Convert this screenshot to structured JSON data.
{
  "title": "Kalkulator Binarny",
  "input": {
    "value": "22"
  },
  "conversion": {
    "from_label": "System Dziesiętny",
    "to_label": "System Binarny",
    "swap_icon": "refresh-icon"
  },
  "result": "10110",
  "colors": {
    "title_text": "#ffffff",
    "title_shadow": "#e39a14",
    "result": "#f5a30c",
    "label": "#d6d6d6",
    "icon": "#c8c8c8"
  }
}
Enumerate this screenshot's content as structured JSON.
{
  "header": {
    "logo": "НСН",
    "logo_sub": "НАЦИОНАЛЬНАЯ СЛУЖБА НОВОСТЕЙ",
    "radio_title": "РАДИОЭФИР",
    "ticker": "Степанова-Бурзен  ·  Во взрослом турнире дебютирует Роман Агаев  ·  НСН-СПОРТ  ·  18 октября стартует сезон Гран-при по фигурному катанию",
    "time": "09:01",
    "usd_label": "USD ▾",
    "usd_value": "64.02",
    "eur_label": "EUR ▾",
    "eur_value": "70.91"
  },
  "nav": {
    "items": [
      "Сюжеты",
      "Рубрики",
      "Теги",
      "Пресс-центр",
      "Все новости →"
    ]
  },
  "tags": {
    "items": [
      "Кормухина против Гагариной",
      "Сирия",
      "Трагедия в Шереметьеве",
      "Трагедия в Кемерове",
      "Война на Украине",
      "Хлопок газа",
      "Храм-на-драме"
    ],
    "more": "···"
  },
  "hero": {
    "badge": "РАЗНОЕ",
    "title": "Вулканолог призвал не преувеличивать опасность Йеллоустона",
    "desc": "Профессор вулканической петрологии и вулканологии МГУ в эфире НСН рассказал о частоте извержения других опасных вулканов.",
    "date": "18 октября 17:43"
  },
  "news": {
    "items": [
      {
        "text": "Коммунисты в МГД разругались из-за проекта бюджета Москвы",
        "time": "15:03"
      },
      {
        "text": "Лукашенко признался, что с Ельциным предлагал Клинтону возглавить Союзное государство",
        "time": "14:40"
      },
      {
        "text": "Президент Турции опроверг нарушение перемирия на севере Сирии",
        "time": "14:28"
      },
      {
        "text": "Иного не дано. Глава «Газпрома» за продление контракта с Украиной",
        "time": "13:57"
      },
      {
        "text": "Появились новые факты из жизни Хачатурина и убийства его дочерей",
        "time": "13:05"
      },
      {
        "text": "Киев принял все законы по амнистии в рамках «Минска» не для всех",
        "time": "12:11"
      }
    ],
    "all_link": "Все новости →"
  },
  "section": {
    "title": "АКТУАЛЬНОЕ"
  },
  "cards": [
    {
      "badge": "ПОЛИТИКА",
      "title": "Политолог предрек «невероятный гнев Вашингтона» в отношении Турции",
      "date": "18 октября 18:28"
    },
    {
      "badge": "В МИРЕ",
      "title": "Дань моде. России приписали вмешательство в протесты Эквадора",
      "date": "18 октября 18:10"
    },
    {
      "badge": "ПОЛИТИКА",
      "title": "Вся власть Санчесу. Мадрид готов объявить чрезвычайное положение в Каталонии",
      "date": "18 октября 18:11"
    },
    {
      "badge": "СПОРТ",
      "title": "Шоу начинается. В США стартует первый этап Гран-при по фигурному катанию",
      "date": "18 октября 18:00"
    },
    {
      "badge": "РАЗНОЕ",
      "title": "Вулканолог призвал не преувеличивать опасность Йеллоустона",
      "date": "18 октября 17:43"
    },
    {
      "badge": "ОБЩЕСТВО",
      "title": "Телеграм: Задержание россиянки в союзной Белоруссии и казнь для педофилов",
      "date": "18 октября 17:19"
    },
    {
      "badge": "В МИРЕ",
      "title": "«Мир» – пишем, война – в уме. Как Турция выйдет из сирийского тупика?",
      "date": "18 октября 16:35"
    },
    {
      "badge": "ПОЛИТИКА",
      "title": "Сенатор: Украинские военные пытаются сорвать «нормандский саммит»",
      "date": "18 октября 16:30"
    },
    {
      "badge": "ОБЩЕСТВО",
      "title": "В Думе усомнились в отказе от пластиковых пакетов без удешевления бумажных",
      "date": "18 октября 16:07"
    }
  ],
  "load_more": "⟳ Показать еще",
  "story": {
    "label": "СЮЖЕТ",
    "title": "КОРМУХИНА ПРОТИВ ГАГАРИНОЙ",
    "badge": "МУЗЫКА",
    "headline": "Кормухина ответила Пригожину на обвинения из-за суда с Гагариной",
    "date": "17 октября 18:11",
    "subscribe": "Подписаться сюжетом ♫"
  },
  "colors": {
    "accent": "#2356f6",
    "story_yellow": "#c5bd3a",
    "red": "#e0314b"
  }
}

------------------------------------

Find the word "призвал" in the entries above and gather every line that holds it.

- Result of this exercise:
    "title": "Вулканолог призвал не преувеличивать опасность Йеллоустона",
      "title": "Вулканолог призвал не преувеличивать опасность Йеллоустона",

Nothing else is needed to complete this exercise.